[TASK REQUIREMENTS] Quote the records that follow in full, leaving the pictures out.
>>>
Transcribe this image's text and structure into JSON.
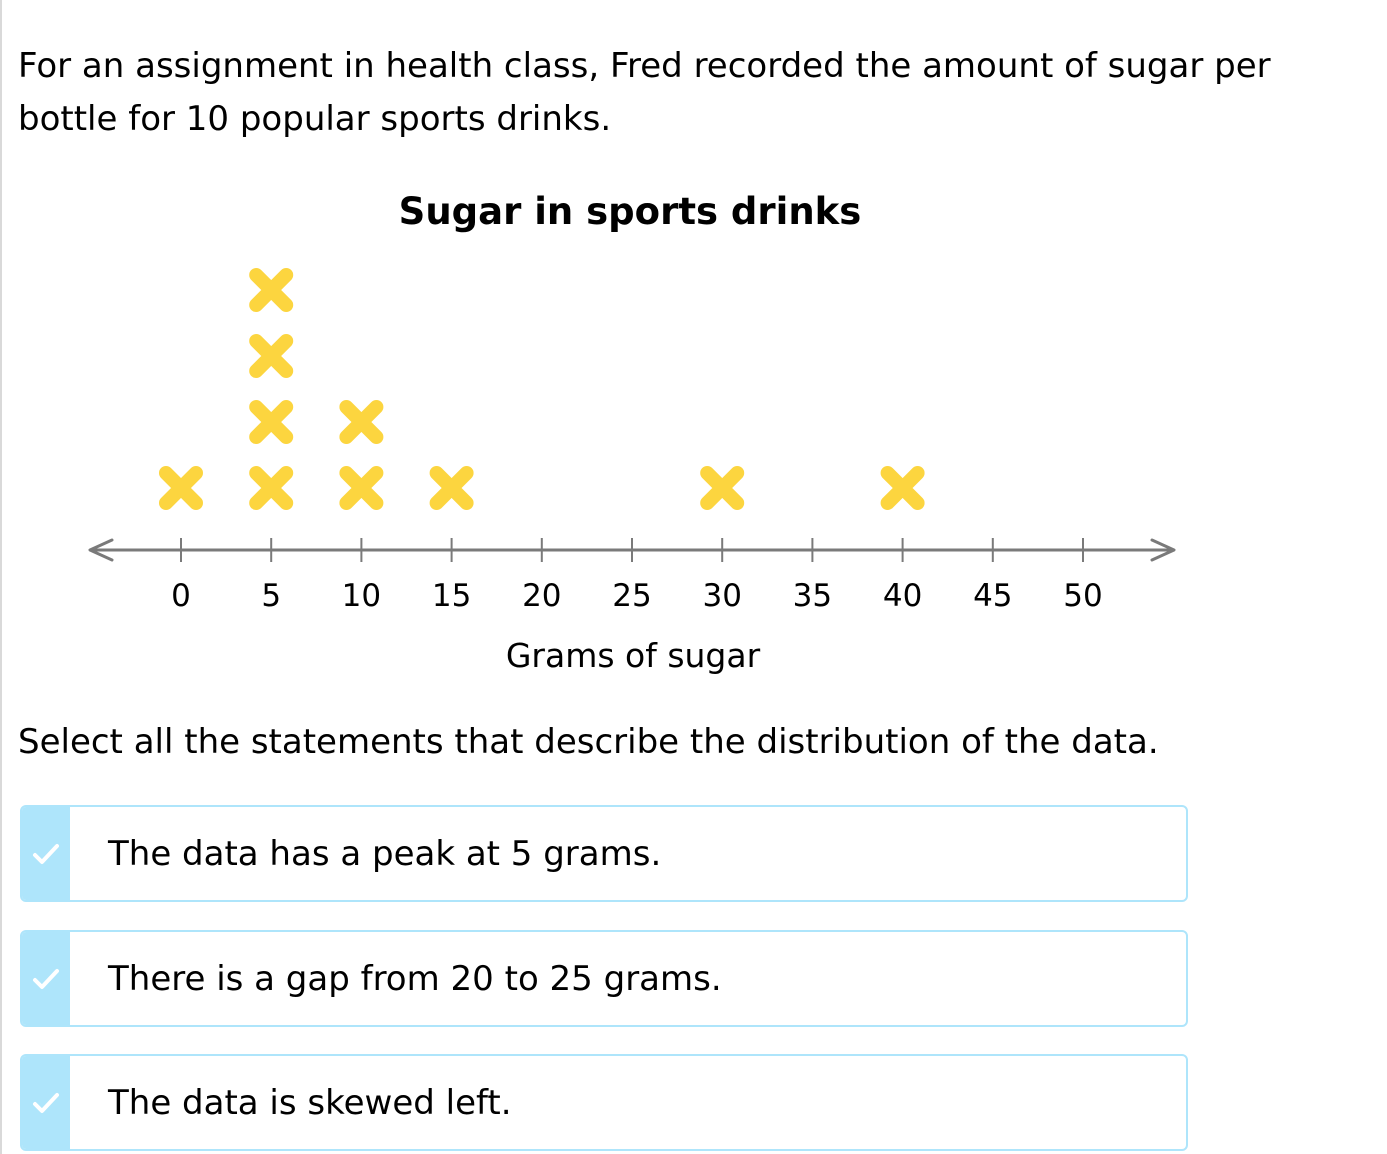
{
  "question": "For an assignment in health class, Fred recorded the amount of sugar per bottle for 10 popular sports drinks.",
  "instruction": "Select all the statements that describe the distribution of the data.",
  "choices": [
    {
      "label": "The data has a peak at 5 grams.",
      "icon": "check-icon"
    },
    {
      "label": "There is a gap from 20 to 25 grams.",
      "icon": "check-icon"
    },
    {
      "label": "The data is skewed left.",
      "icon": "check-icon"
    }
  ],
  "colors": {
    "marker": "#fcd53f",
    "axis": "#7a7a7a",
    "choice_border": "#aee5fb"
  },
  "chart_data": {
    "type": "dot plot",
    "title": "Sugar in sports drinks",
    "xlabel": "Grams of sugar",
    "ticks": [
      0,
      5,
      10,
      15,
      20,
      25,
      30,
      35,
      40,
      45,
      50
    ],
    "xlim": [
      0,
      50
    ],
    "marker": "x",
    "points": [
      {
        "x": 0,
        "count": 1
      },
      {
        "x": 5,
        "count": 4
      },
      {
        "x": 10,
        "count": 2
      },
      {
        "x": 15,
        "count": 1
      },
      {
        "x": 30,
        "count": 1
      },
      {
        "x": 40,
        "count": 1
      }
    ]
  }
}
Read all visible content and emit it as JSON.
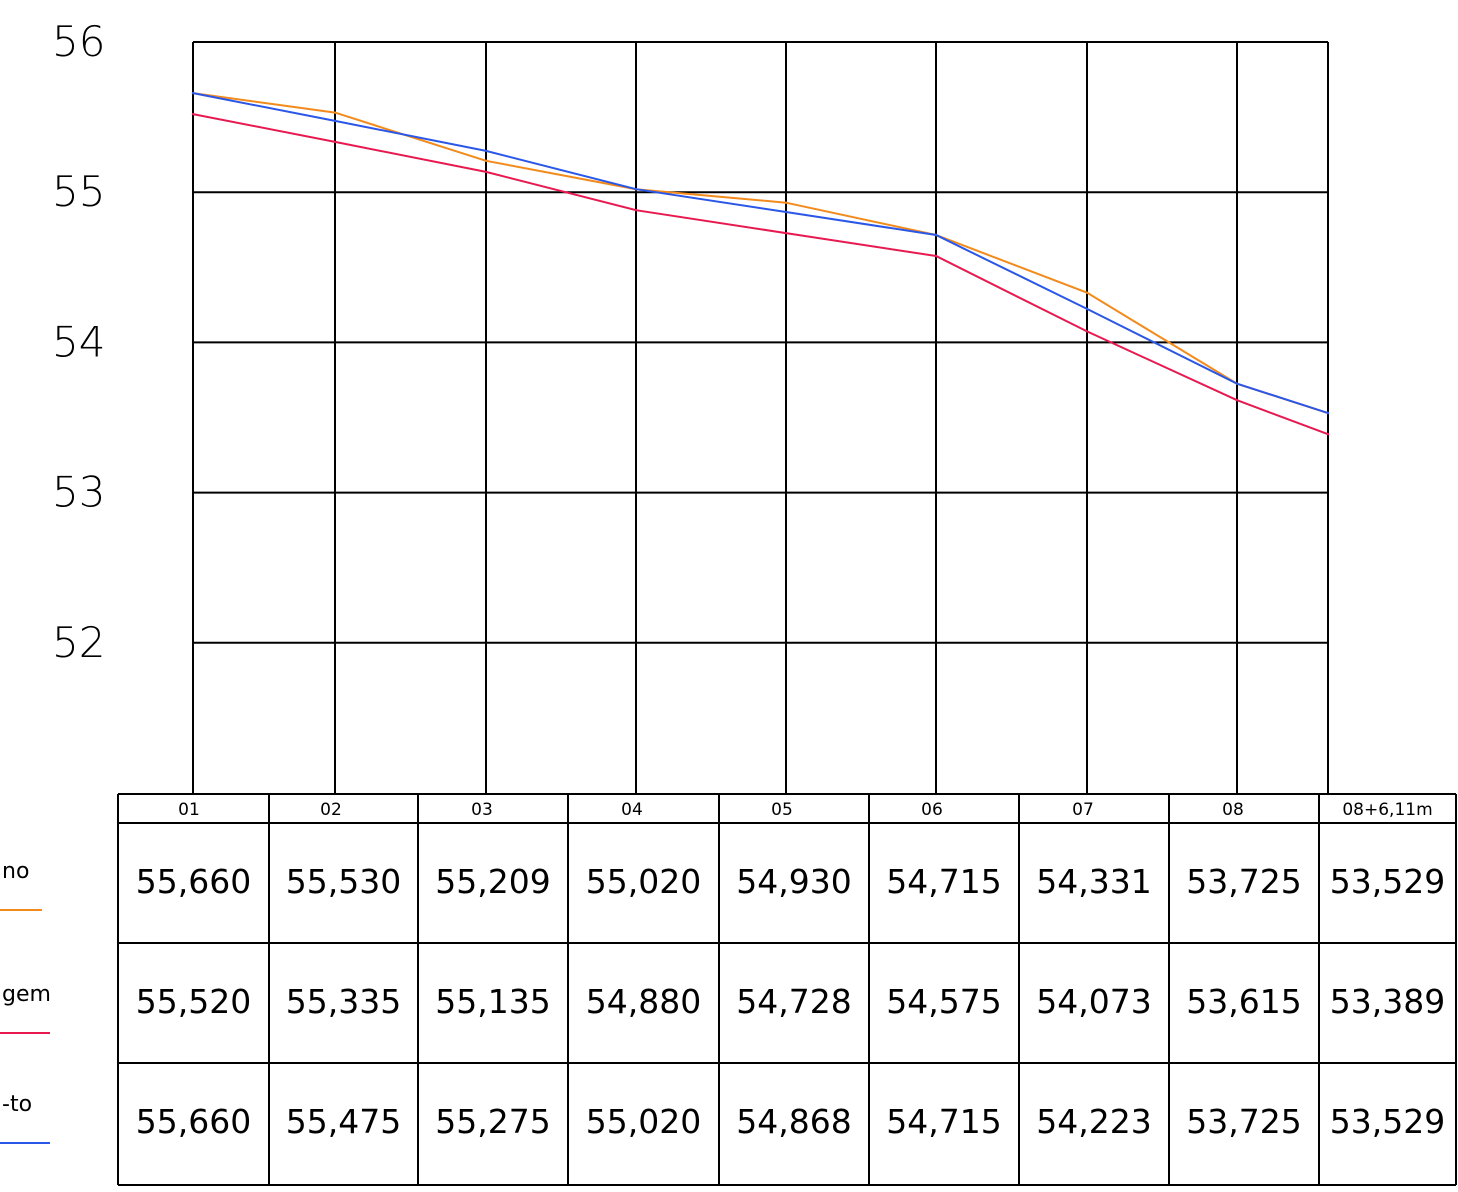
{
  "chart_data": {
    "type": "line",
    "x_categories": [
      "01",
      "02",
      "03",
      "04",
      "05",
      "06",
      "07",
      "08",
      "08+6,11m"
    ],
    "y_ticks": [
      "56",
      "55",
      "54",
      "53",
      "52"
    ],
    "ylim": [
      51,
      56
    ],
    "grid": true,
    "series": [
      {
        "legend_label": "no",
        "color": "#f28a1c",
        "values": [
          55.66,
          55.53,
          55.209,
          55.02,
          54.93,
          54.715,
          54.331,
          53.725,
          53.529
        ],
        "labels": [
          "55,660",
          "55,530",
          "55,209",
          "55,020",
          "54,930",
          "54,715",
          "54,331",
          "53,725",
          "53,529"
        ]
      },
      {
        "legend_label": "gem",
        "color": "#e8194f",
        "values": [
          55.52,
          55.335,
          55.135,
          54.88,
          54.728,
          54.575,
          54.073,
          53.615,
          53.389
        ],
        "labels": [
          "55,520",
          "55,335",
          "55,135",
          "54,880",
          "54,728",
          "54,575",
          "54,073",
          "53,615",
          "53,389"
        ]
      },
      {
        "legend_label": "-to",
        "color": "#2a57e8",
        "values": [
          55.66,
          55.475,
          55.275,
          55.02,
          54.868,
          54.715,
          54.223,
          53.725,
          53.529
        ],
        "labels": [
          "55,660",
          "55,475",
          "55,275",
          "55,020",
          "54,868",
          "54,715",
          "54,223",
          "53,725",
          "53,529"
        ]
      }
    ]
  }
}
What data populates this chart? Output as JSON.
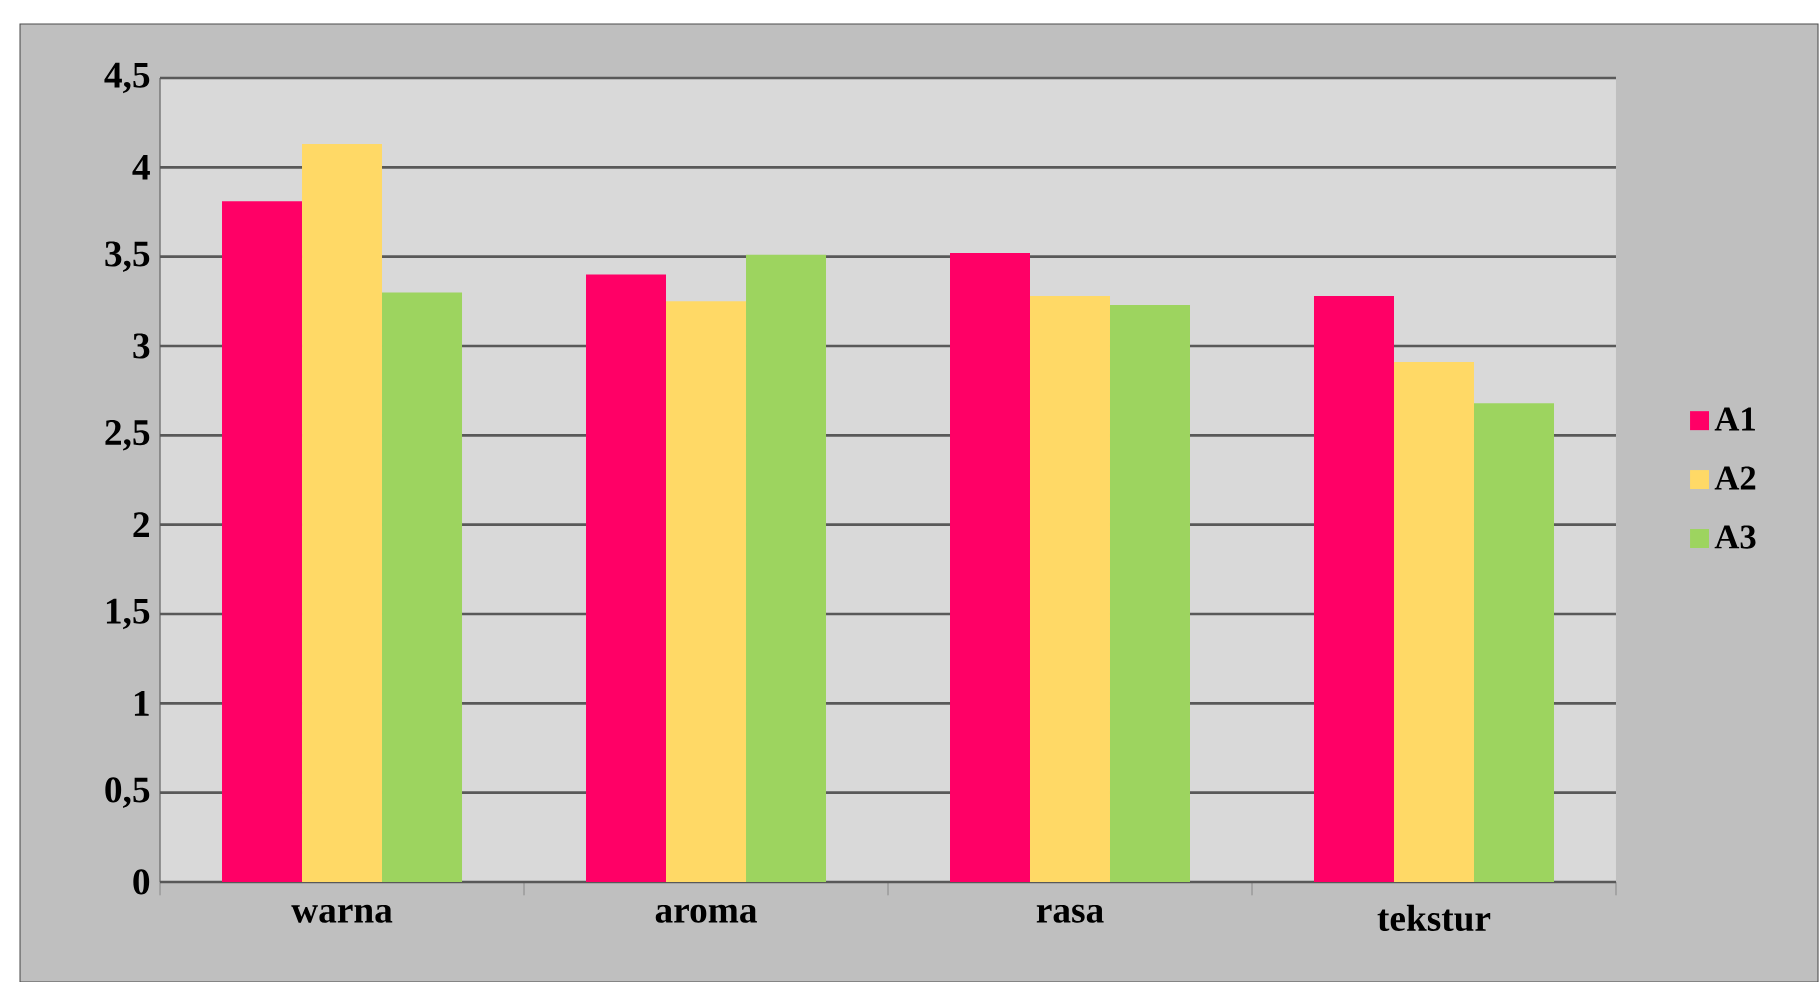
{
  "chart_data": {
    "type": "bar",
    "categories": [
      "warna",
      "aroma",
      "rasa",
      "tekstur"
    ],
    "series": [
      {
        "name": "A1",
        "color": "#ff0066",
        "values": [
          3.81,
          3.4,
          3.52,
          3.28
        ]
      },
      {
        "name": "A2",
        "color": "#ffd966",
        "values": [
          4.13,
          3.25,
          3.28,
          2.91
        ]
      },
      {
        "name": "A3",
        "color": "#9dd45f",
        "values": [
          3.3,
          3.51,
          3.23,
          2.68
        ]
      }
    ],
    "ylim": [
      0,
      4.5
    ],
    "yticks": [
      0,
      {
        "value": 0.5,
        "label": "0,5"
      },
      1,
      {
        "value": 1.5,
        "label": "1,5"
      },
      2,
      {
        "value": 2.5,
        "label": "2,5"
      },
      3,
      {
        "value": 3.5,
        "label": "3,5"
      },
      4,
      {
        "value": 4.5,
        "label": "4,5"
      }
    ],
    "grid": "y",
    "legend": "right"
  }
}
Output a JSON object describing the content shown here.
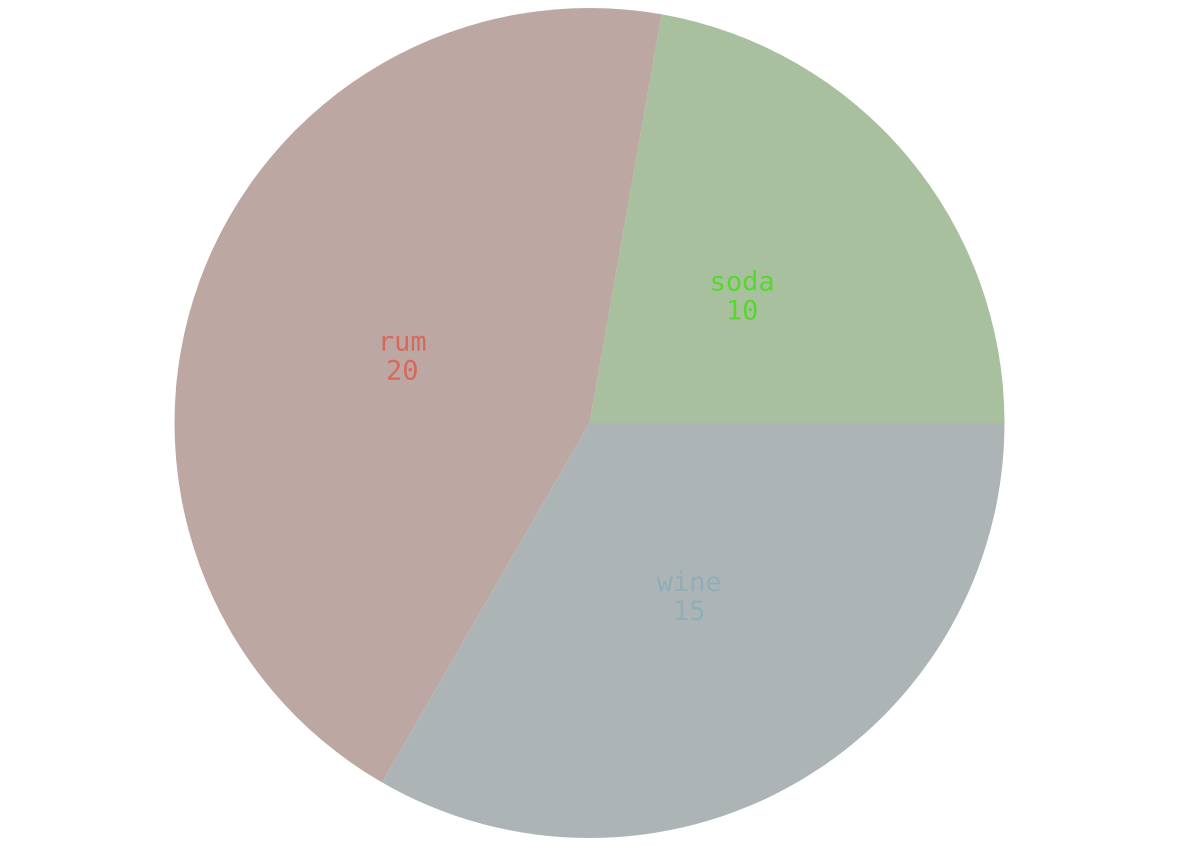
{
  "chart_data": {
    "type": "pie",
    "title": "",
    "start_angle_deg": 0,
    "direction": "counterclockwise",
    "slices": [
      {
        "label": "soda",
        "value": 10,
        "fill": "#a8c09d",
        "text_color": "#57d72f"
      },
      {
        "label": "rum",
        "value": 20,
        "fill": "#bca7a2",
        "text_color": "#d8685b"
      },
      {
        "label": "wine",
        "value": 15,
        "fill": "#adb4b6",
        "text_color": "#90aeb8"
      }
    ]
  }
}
<<<
[CORRECT OUTPUT]
Transcribe this image's text and structure into JSON.
{
  "question": "For an assignment in health class, Fred recorded the amount of sugar per bottle for 10 popular sports drinks.",
  "instruction": "Select all the statements that describe the distribution of the data.",
  "choices": [
    {
      "label": "The data has a peak at 5 grams.",
      "icon": "check-icon"
    },
    {
      "label": "There is a gap from 20 to 25 grams.",
      "icon": "check-icon"
    },
    {
      "label": "The data is skewed left.",
      "icon": "check-icon"
    }
  ],
  "colors": {
    "marker": "#fcd53f",
    "axis": "#7a7a7a",
    "choice_border": "#aee5fb"
  },
  "chart_data": {
    "type": "dot plot",
    "title": "Sugar in sports drinks",
    "xlabel": "Grams of sugar",
    "ticks": [
      0,
      5,
      10,
      15,
      20,
      25,
      30,
      35,
      40,
      45,
      50
    ],
    "xlim": [
      0,
      50
    ],
    "marker": "x",
    "points": [
      {
        "x": 0,
        "count": 1
      },
      {
        "x": 5,
        "count": 4
      },
      {
        "x": 10,
        "count": 2
      },
      {
        "x": 15,
        "count": 1
      },
      {
        "x": 30,
        "count": 1
      },
      {
        "x": 40,
        "count": 1
      }
    ]
  }
}
Read all visible content and emit it as JSON.
{
  "chart_data": {
    "type": "line",
    "x_categories": [
      "01",
      "02",
      "03",
      "04",
      "05",
      "06",
      "07",
      "08",
      "08+6,11m"
    ],
    "y_ticks": [
      "56",
      "55",
      "54",
      "53",
      "52"
    ],
    "ylim": [
      51,
      56
    ],
    "grid": true,
    "series": [
      {
        "legend_label": "no",
        "color": "#f28a1c",
        "values": [
          55.66,
          55.53,
          55.209,
          55.02,
          54.93,
          54.715,
          54.331,
          53.725,
          53.529
        ],
        "labels": [
          "55,660",
          "55,530",
          "55,209",
          "55,020",
          "54,930",
          "54,715",
          "54,331",
          "53,725",
          "53,529"
        ]
      },
      {
        "legend_label": "gem",
        "color": "#e8194f",
        "values": [
          55.52,
          55.335,
          55.135,
          54.88,
          54.728,
          54.575,
          54.073,
          53.615,
          53.389
        ],
        "labels": [
          "55,520",
          "55,335",
          "55,135",
          "54,880",
          "54,728",
          "54,575",
          "54,073",
          "53,615",
          "53,389"
        ]
      },
      {
        "legend_label": "-to",
        "color": "#2a57e8",
        "values": [
          55.66,
          55.475,
          55.275,
          55.02,
          54.868,
          54.715,
          54.223,
          53.725,
          53.529
        ],
        "labels": [
          "55,660",
          "55,475",
          "55,275",
          "55,020",
          "54,868",
          "54,715",
          "54,223",
          "53,725",
          "53,529"
        ]
      }
    ]
  }
}
What data populates this chart? Output as JSON.
{
  "chart_data": {
    "type": "bar",
    "categories": [
      "warna",
      "aroma",
      "rasa",
      "tekstur"
    ],
    "series": [
      {
        "name": "A1",
        "color": "#ff0066",
        "values": [
          3.81,
          3.4,
          3.52,
          3.28
        ]
      },
      {
        "name": "A2",
        "color": "#ffd966",
        "values": [
          4.13,
          3.25,
          3.28,
          2.91
        ]
      },
      {
        "name": "A3",
        "color": "#9dd45f",
        "values": [
          3.3,
          3.51,
          3.23,
          2.68
        ]
      }
    ],
    "ylim": [
      0,
      4.5
    ],
    "yticks": [
      0,
      {
        "value": 0.5,
        "label": "0,5"
      },
      1,
      {
        "value": 1.5,
        "label": "1,5"
      },
      2,
      {
        "value": 2.5,
        "label": "2,5"
      },
      3,
      {
        "value": 3.5,
        "label": "3,5"
      },
      4,
      {
        "value": 4.5,
        "label": "4,5"
      }
    ],
    "grid": "y",
    "legend": "right"
  }
}
Output a JSON object describing the content shown here.
{
  "chart_data": {
    "type": "pie",
    "title": "",
    "start_angle_deg": 0,
    "direction": "counterclockwise",
    "slices": [
      {
        "label": "soda",
        "value": 10,
        "fill": "#a8c09d",
        "text_color": "#57d72f"
      },
      {
        "label": "rum",
        "value": 20,
        "fill": "#bca7a2",
        "text_color": "#d8685b"
      },
      {
        "label": "wine",
        "value": 15,
        "fill": "#adb4b6",
        "text_color": "#90aeb8"
      }
    ]
  }
}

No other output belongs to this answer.